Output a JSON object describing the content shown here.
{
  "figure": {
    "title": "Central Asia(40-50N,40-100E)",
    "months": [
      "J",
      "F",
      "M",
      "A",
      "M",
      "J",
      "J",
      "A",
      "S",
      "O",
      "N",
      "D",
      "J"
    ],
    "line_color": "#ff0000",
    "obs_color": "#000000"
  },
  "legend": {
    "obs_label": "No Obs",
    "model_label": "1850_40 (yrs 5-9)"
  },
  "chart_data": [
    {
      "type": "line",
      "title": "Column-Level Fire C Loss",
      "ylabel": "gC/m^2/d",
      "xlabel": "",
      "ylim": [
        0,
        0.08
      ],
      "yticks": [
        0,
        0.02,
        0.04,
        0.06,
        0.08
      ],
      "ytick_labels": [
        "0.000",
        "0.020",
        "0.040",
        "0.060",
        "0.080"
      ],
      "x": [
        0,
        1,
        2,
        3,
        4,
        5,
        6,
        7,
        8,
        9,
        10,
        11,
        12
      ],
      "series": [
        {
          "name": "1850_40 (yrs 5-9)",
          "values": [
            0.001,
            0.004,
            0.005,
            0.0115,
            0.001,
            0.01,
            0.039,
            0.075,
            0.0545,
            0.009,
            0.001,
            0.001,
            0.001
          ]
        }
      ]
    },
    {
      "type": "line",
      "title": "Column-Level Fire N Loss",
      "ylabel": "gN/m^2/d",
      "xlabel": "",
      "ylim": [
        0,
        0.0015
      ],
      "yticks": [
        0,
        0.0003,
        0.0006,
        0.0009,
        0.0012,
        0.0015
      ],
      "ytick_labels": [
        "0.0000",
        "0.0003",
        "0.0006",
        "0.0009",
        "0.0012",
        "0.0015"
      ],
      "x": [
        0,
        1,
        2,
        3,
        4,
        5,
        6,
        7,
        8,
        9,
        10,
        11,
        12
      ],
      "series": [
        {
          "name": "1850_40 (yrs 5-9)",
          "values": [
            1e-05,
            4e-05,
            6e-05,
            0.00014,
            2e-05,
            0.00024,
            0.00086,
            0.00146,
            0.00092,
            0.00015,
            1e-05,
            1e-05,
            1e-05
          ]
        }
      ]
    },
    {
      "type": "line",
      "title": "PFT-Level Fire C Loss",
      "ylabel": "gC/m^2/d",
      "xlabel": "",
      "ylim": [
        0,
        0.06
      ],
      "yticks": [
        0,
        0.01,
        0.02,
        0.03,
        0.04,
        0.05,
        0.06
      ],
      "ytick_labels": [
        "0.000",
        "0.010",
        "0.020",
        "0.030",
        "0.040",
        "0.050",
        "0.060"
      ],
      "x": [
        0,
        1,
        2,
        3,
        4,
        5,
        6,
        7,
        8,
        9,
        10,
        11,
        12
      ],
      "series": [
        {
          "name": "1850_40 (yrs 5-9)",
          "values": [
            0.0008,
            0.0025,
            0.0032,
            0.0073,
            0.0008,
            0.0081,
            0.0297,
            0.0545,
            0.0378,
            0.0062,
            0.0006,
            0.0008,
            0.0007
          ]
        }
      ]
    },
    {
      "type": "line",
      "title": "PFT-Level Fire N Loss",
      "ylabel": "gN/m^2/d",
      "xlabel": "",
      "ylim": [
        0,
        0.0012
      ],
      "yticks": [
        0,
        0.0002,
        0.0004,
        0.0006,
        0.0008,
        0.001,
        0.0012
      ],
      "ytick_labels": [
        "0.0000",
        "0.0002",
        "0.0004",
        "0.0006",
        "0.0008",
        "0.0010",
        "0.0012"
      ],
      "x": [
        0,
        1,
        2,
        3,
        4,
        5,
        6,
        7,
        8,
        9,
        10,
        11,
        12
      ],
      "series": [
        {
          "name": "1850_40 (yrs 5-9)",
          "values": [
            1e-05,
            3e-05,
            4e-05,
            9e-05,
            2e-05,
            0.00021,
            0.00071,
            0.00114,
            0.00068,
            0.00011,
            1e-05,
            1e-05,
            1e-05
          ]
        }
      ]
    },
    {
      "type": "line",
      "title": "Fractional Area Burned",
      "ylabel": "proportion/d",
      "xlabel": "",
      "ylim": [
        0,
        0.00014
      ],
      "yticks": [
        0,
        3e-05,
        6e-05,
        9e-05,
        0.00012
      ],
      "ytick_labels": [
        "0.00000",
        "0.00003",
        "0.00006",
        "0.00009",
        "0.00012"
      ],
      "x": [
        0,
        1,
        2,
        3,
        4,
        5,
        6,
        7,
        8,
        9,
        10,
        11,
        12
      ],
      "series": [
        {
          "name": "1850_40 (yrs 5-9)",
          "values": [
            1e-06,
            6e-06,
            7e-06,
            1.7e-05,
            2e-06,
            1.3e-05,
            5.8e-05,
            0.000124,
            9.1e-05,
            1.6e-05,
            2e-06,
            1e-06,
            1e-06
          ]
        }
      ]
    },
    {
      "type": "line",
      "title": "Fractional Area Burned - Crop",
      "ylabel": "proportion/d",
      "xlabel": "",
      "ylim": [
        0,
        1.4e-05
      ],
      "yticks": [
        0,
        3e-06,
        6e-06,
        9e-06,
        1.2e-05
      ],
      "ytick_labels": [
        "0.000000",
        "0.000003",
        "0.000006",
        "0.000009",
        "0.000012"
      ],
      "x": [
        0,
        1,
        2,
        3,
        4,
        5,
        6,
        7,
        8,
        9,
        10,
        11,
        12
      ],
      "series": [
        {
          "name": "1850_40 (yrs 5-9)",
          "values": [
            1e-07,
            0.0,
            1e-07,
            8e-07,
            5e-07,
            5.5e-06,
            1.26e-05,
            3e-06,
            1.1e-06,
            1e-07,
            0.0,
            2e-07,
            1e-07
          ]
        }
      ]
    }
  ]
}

════════════════════

= The problem =
Work out how many lines above contain the word "Fractional". Give only the number.

= Result =
2